-- To do --
Can you copy the items word for word, from the first line through the line containing "callout-a-line-2: button. (171, 134, 205, 146)", including both of those lines?

(Element box annotations)
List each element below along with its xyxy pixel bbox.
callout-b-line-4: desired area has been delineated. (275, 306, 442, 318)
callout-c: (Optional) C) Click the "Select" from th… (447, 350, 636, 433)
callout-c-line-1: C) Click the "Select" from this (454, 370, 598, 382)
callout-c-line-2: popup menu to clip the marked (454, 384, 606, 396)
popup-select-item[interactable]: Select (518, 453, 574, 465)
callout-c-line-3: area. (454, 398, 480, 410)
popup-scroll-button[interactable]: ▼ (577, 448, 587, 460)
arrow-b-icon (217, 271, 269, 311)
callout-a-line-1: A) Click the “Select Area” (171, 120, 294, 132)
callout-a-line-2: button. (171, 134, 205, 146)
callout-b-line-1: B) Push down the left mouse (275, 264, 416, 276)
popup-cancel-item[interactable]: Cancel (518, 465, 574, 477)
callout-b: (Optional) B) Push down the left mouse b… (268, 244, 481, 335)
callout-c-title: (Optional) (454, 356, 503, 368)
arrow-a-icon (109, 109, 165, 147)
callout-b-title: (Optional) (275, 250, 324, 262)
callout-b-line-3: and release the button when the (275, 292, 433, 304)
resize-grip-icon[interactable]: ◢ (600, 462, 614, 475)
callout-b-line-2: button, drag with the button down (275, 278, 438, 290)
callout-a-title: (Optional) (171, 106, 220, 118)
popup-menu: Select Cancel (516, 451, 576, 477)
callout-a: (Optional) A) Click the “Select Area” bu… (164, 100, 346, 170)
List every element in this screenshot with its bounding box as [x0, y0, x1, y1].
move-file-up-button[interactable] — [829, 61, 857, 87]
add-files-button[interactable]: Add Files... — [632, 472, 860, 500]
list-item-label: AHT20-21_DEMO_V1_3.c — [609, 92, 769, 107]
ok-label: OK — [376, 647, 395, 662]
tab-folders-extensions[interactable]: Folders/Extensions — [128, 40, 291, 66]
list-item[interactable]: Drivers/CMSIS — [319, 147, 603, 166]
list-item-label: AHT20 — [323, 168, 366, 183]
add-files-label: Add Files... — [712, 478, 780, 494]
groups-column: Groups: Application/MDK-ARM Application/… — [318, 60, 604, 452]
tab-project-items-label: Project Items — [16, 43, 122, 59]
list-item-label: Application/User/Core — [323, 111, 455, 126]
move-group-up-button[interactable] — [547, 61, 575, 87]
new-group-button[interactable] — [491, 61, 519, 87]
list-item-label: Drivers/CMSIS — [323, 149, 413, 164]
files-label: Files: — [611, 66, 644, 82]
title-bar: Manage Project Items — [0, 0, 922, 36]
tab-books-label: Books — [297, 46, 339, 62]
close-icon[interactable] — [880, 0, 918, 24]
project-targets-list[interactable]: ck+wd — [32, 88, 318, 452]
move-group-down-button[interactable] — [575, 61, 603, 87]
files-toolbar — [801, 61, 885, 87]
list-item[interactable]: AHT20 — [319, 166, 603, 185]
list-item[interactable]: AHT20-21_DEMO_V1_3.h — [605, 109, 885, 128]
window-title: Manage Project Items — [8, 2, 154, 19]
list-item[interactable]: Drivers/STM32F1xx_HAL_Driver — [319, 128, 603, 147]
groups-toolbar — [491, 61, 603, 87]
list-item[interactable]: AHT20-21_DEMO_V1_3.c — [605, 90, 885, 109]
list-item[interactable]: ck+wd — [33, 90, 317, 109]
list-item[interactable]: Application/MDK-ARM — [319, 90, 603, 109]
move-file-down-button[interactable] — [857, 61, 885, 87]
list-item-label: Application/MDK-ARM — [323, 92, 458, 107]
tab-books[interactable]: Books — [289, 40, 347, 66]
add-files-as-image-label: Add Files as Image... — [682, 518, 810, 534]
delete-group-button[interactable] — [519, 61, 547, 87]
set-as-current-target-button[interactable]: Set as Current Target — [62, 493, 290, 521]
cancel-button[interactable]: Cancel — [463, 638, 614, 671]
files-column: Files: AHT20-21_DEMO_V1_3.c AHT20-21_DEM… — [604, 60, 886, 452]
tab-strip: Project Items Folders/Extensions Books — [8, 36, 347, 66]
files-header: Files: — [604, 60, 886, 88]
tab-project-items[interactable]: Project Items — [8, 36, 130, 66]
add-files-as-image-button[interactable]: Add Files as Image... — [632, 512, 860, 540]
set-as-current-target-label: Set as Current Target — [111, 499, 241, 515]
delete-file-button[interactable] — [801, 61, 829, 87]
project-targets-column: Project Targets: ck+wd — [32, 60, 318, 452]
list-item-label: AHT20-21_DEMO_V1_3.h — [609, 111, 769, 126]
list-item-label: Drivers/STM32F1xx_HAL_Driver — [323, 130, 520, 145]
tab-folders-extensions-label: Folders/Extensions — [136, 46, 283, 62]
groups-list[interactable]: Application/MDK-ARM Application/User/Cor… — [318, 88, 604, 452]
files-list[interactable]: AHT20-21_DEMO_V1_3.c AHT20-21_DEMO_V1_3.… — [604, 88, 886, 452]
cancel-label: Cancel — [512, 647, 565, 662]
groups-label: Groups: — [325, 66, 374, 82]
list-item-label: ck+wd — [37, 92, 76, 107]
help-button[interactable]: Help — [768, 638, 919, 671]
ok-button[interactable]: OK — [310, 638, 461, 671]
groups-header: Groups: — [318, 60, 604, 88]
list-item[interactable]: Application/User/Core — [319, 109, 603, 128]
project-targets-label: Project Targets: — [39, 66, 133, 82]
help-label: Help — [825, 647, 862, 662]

-- Correct answer --
List each element below along with its xyxy pixel bbox.
callout-b-line-4: desired area has been delineated. (275, 306, 442, 318)
callout-c: (Optional) C) Click the "Select" from th… (447, 350, 636, 433)
callout-c-line-1: C) Click the "Select" from this (454, 370, 598, 382)
callout-c-line-2: popup menu to clip the marked (454, 384, 606, 396)
popup-select-item[interactable]: Select (518, 453, 574, 465)
callout-c-line-3: area. (454, 398, 480, 410)
popup-scroll-button[interactable]: ▼ (577, 448, 587, 460)
arrow-b-icon (217, 271, 269, 311)
callout-a-line-1: A) Click the “Select Area” (171, 120, 294, 132)
callout-a-line-2: button. (171, 134, 205, 146)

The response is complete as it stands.